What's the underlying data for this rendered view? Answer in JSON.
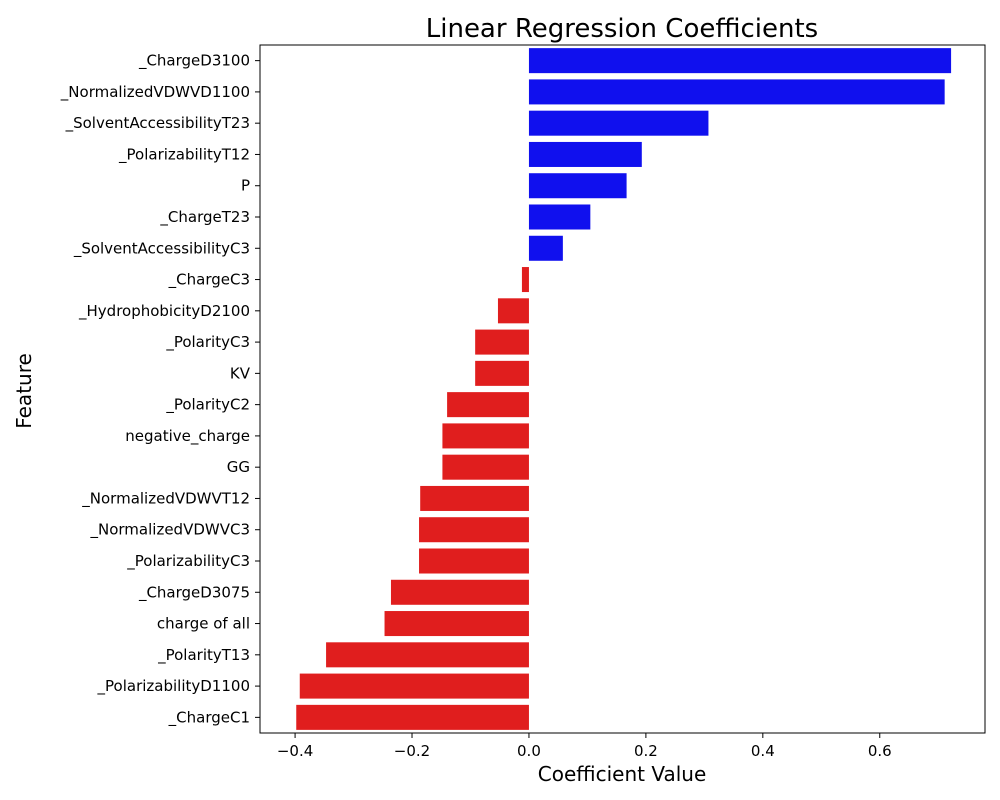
{
  "chart_data": {
    "type": "bar",
    "orientation": "horizontal",
    "title": "Linear Regression Coefficients",
    "xlabel": "Coefficient Value",
    "ylabel": "Feature",
    "xlim": [
      -0.46,
      0.78
    ],
    "xticks": [
      -0.4,
      -0.2,
      0.0,
      0.2,
      0.4,
      0.6
    ],
    "xtick_labels": [
      "−0.4",
      "−0.2",
      "0.0",
      "0.2",
      "0.4",
      "0.6"
    ],
    "grid": false,
    "colors": {
      "positive": "#1010ee",
      "negative": "#e01e1e"
    },
    "categories": [
      "_ChargeD3100",
      "_NormalizedVDWVD1100",
      "_SolventAccessibilityT23",
      "_PolarizabilityT12",
      "P",
      "_ChargeT23",
      "_SolventAccessibilityC3",
      "_ChargeC3",
      "_HydrophobicityD2100",
      "_PolarityC3",
      "KV",
      "_PolarityC2",
      "negative_charge",
      "GG",
      "_NormalizedVDWVT12",
      "_NormalizedVDWVC3",
      "_PolarizabilityC3",
      "_ChargeD3075",
      "charge of all",
      "_PolarityT13",
      "_PolarizabilityD1100",
      "_ChargeC1"
    ],
    "values": [
      0.722,
      0.711,
      0.307,
      0.193,
      0.167,
      0.105,
      0.058,
      -0.012,
      -0.053,
      -0.092,
      -0.092,
      -0.14,
      -0.148,
      -0.148,
      -0.186,
      -0.188,
      -0.188,
      -0.236,
      -0.247,
      -0.347,
      -0.392,
      -0.398
    ]
  }
}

*Instructions to follow*. Copy every line above word for word and exclude the pictures.

*Solution below*.
What's the underlying data for this rendered view? Answer in JSON.
{
  "chart_data": {
    "type": "bar",
    "orientation": "horizontal",
    "title": "Linear Regression Coefficients",
    "xlabel": "Coefficient Value",
    "ylabel": "Feature",
    "xlim": [
      -0.46,
      0.78
    ],
    "xticks": [
      -0.4,
      -0.2,
      0.0,
      0.2,
      0.4,
      0.6
    ],
    "xtick_labels": [
      "−0.4",
      "−0.2",
      "0.0",
      "0.2",
      "0.4",
      "0.6"
    ],
    "grid": false,
    "colors": {
      "positive": "#1010ee",
      "negative": "#e01e1e"
    },
    "categories": [
      "_ChargeD3100",
      "_NormalizedVDWVD1100",
      "_SolventAccessibilityT23",
      "_PolarizabilityT12",
      "P",
      "_ChargeT23",
      "_SolventAccessibilityC3",
      "_ChargeC3",
      "_HydrophobicityD2100",
      "_PolarityC3",
      "KV",
      "_PolarityC2",
      "negative_charge",
      "GG",
      "_NormalizedVDWVT12",
      "_NormalizedVDWVC3",
      "_PolarizabilityC3",
      "_ChargeD3075",
      "charge of all",
      "_PolarityT13",
      "_PolarizabilityD1100",
      "_ChargeC1"
    ],
    "values": [
      0.722,
      0.711,
      0.307,
      0.193,
      0.167,
      0.105,
      0.058,
      -0.012,
      -0.053,
      -0.092,
      -0.092,
      -0.14,
      -0.148,
      -0.148,
      -0.186,
      -0.188,
      -0.188,
      -0.236,
      -0.247,
      -0.347,
      -0.392,
      -0.398
    ]
  }
}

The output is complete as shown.